> **PROMPT**: Set down the material below word for word, excluding the pictures.

▬▬▬

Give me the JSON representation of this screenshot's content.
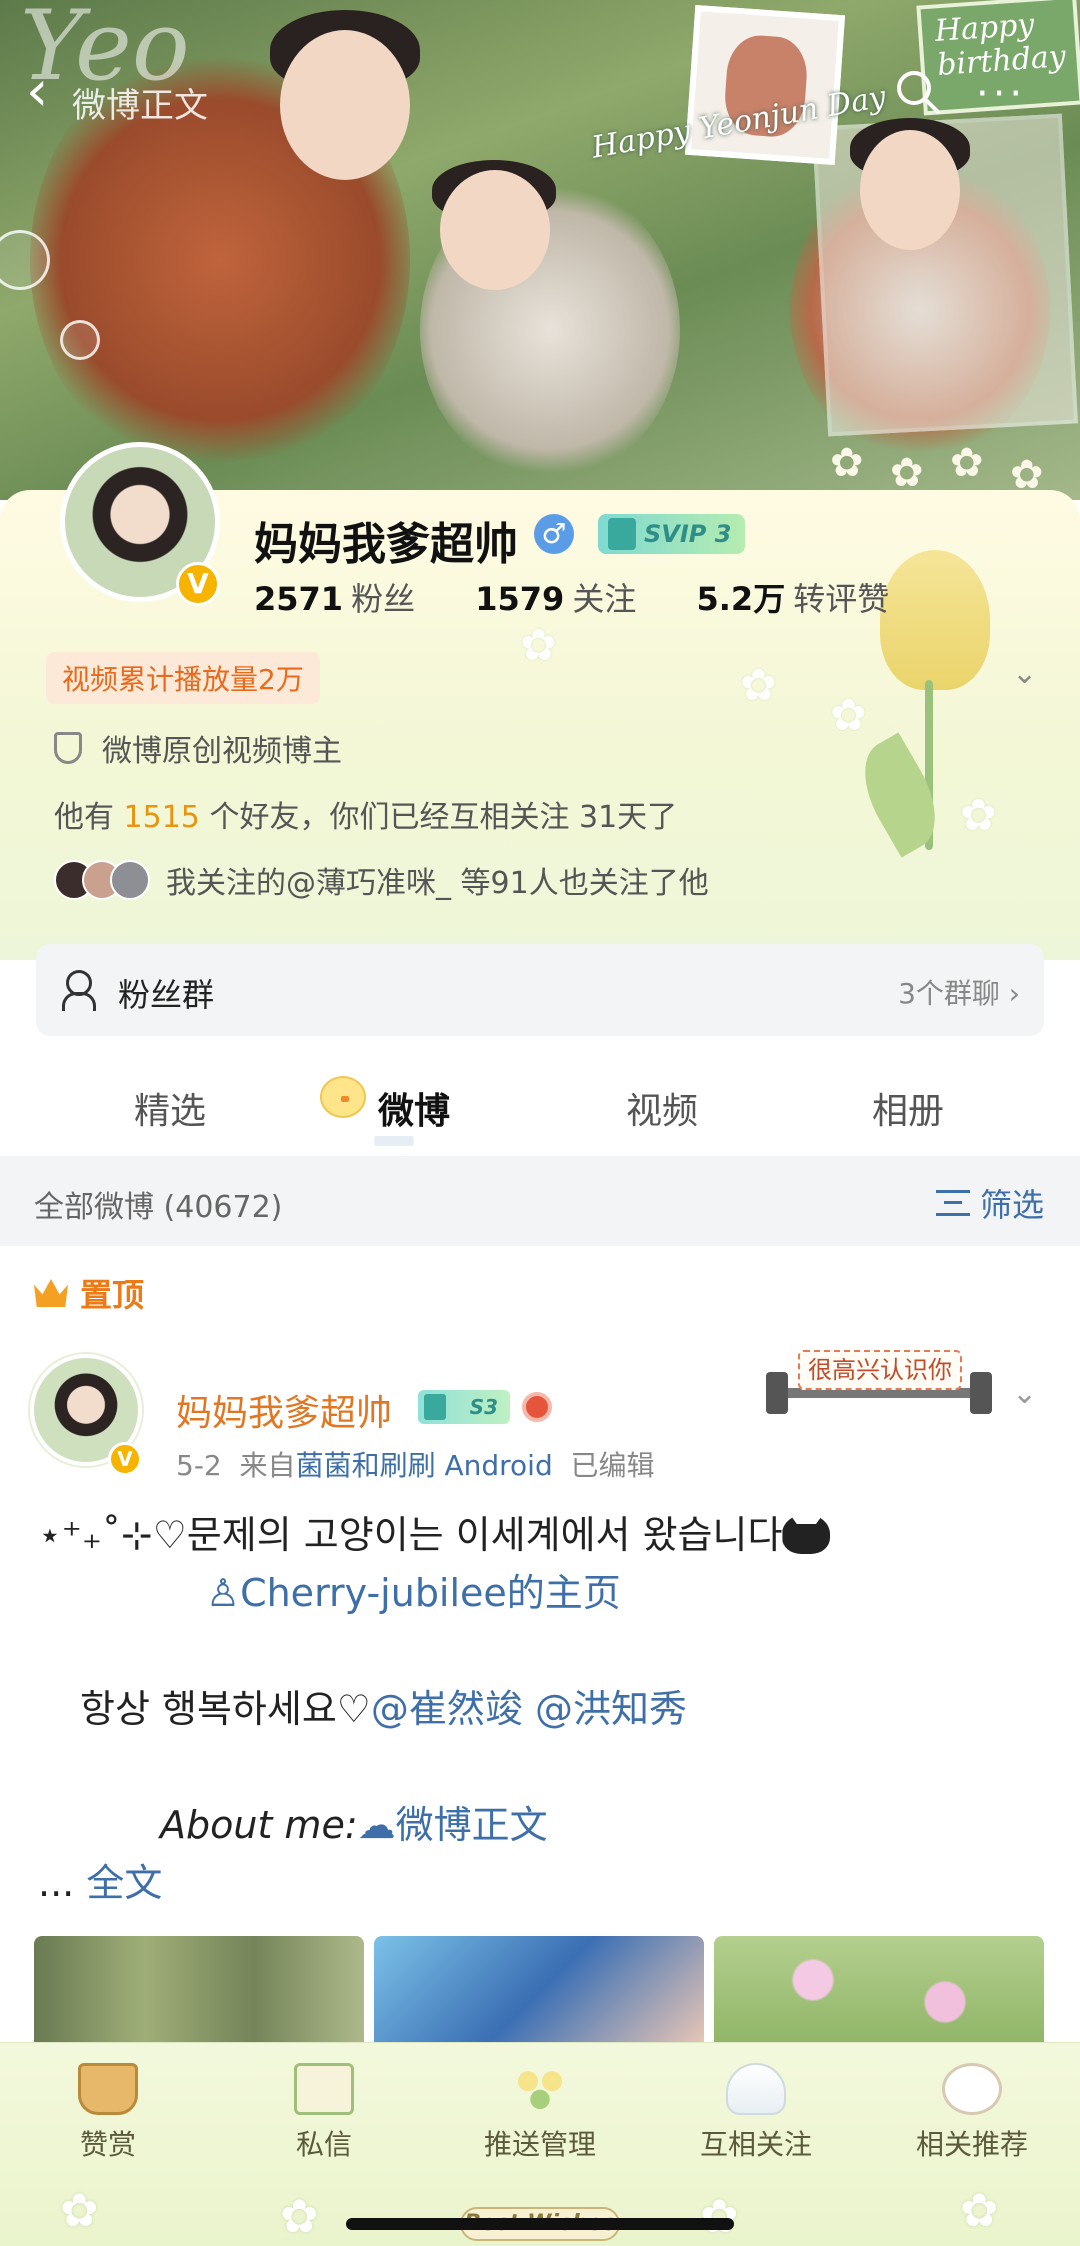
{
  "banner": {
    "watermark_text": "Yeo",
    "happy_text": "Happy Yeonjun Day",
    "birthday_text": "Happy birthday"
  },
  "nav": {
    "back_icon": "chevron-left-icon",
    "title": "微博正文",
    "search_icon": "search-icon",
    "more_icon": "more-dots-icon",
    "more_glyph": "···"
  },
  "profile": {
    "username": "妈妈我爹超帅",
    "gender_icon": "male-icon",
    "gender_glyph": "♂",
    "svip_label": "SVIP 3",
    "verified_glyph": "V",
    "stats": {
      "fans_value": "2571",
      "fans_label": "粉丝",
      "following_value": "1579",
      "following_label": "关注",
      "engagement_value": "5.2万",
      "engagement_label": "转评赞"
    },
    "play_tag": "视频累计播放量2万",
    "verify_text": "微博原创视频博主",
    "friends_prefix": "他有",
    "friends_count": "1515",
    "friends_suffix": "个好友，你们已经互相关注 31天了",
    "mutual_text": "我关注的@薄巧准咪_ 等91人也关注了他"
  },
  "fan_group": {
    "label": "粉丝群",
    "right_text": "3个群聊",
    "chevron": "›"
  },
  "tabs": [
    {
      "label": "精选",
      "active": false
    },
    {
      "label": "微博",
      "active": true
    },
    {
      "label": "视频",
      "active": false
    },
    {
      "label": "相册",
      "active": false
    }
  ],
  "filter_bar": {
    "count_text": "全部微博 (40672)",
    "filter_label": "筛选"
  },
  "pinned_label": "置顶",
  "post": {
    "author": "妈妈我爹超帅",
    "level_badge": "S3",
    "date": "5-2",
    "source_prefix": "来自",
    "source": "菌菌和刷刷 Android",
    "edited": "已编辑",
    "sticker_text": "很高兴认识你",
    "chevron": "⌄",
    "line1": "⋆⁺₊˚⊹♡문제의 고양이는 이세계에서 왔습니다",
    "line2": "♙Cherry-jubilee的主页",
    "line3_text": "항상 행복하세요♡",
    "line3_mentions": "@崔然竣 @洪知秀",
    "line4_about": "About me:",
    "line4_link": "☁微博正文",
    "more_prefix": "... ",
    "more_link": "全文"
  },
  "bottom_bar": {
    "items": [
      {
        "label": "赞赏",
        "icon": "gift-basket-icon"
      },
      {
        "label": "私信",
        "icon": "message-envelope-icon"
      },
      {
        "label": "推送管理",
        "icon": "flower-bouquet-icon"
      },
      {
        "label": "互相关注",
        "icon": "cloud-rainbow-icon"
      },
      {
        "label": "相关推荐",
        "icon": "sheep-icon"
      }
    ],
    "best_wishes": "Best Wishes"
  }
}
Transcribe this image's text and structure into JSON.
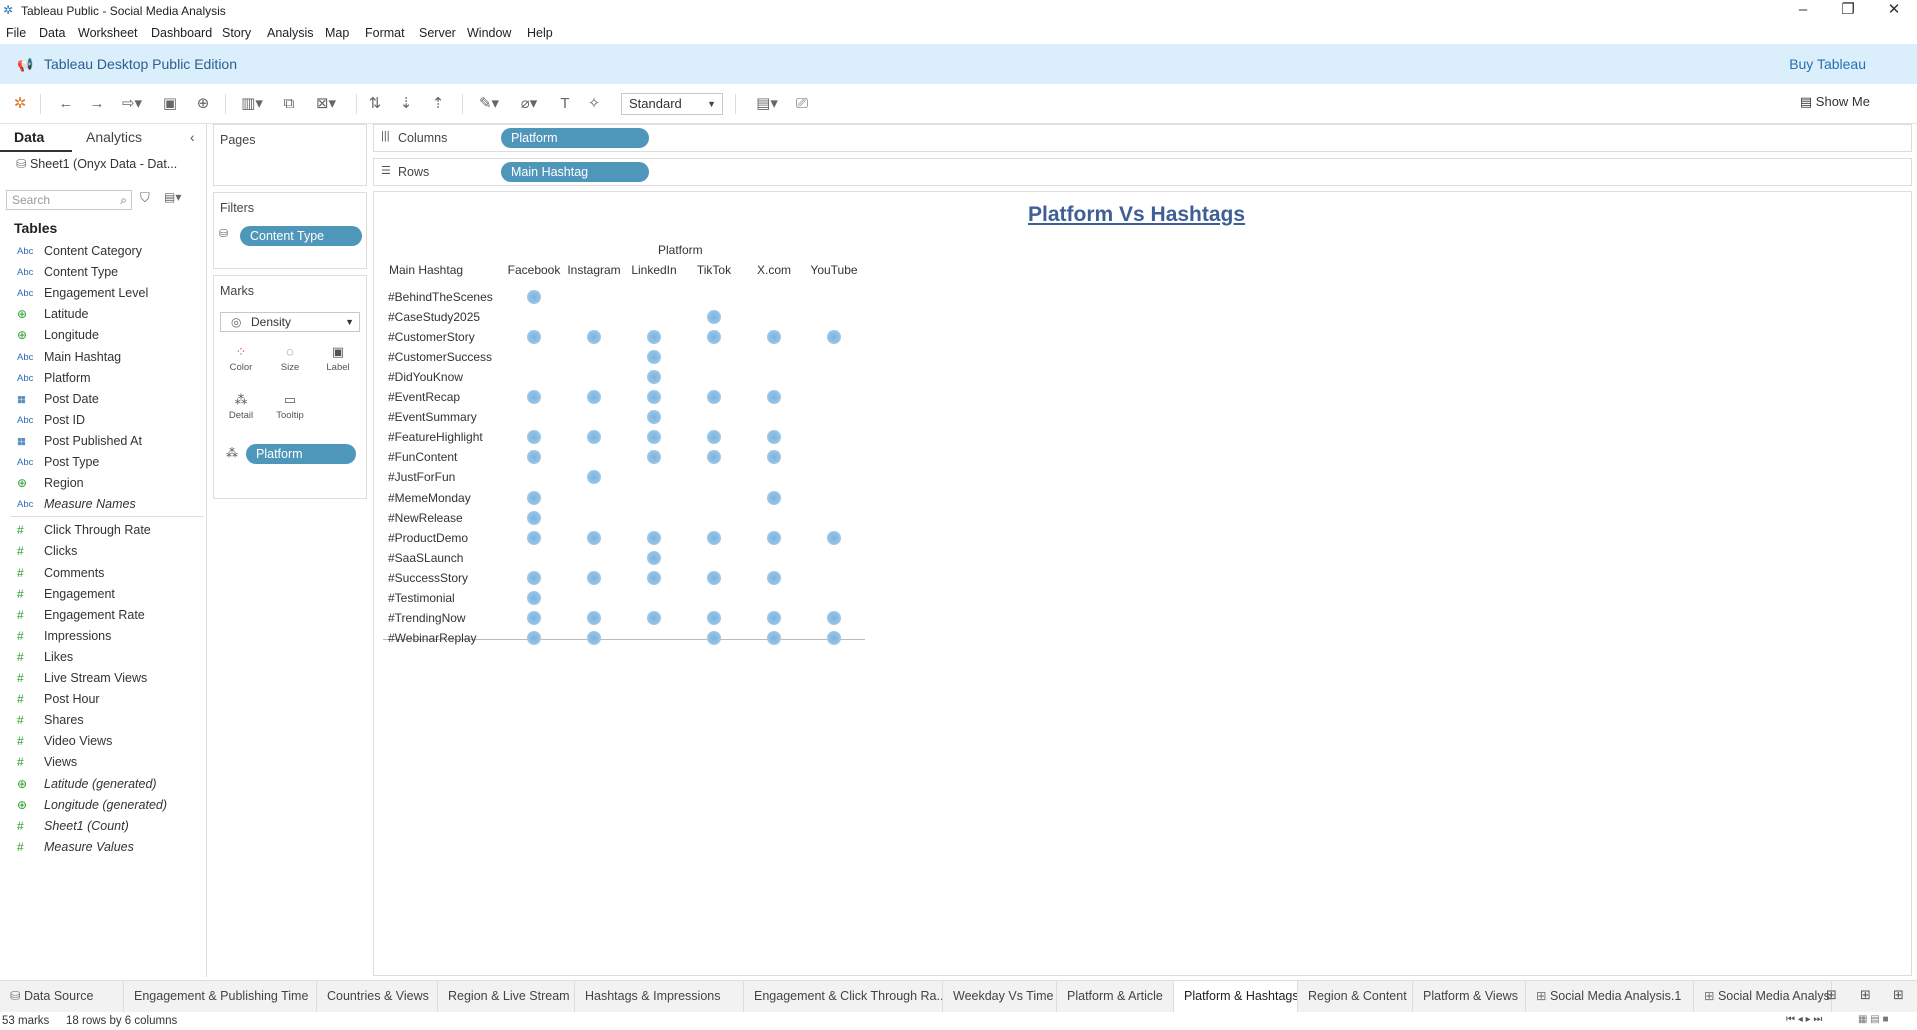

▬▬▬

> **CORRECT RESPONSE**:
Give me the JSON representation of this screenshot's content.
{
  "banner": {
    "watermark_text": "Yeo",
    "happy_text": "Happy Yeonjun Day",
    "birthday_text": "Happy birthday"
  },
  "nav": {
    "back_icon": "chevron-left-icon",
    "title": "微博正文",
    "search_icon": "search-icon",
    "more_icon": "more-dots-icon",
    "more_glyph": "···"
  },
  "profile": {
    "username": "妈妈我爹超帅",
    "gender_icon": "male-icon",
    "gender_glyph": "♂",
    "svip_label": "SVIP 3",
    "verified_glyph": "V",
    "stats": {
      "fans_value": "2571",
      "fans_label": "粉丝",
      "following_value": "1579",
      "following_label": "关注",
      "engagement_value": "5.2万",
      "engagement_label": "转评赞"
    },
    "play_tag": "视频累计播放量2万",
    "verify_text": "微博原创视频博主",
    "friends_prefix": "他有",
    "friends_count": "1515",
    "friends_suffix": "个好友，你们已经互相关注 31天了",
    "mutual_text": "我关注的@薄巧准咪_ 等91人也关注了他"
  },
  "fan_group": {
    "label": "粉丝群",
    "right_text": "3个群聊",
    "chevron": "›"
  },
  "tabs": [
    {
      "label": "精选",
      "active": false
    },
    {
      "label": "微博",
      "active": true
    },
    {
      "label": "视频",
      "active": false
    },
    {
      "label": "相册",
      "active": false
    }
  ],
  "filter_bar": {
    "count_text": "全部微博 (40672)",
    "filter_label": "筛选"
  },
  "pinned_label": "置顶",
  "post": {
    "author": "妈妈我爹超帅",
    "level_badge": "S3",
    "date": "5-2",
    "source_prefix": "来自",
    "source": "菌菌和刷刷 Android",
    "edited": "已编辑",
    "sticker_text": "很高兴认识你",
    "chevron": "⌄",
    "line1": "⋆⁺₊˚⊹♡문제의 고양이는 이세계에서 왔습니다",
    "line2": "♙Cherry-jubilee的主页",
    "line3_text": "항상 행복하세요♡",
    "line3_mentions": "@崔然竣 @洪知秀",
    "line4_about": "About me:",
    "line4_link": "☁微博正文",
    "more_prefix": "... ",
    "more_link": "全文"
  },
  "bottom_bar": {
    "items": [
      {
        "label": "赞赏",
        "icon": "gift-basket-icon"
      },
      {
        "label": "私信",
        "icon": "message-envelope-icon"
      },
      {
        "label": "推送管理",
        "icon": "flower-bouquet-icon"
      },
      {
        "label": "互相关注",
        "icon": "cloud-rainbow-icon"
      },
      {
        "label": "相关推荐",
        "icon": "sheep-icon"
      }
    ],
    "best_wishes": "Best Wishes"
  }
}
Transcribe this image's text and structure into JSON.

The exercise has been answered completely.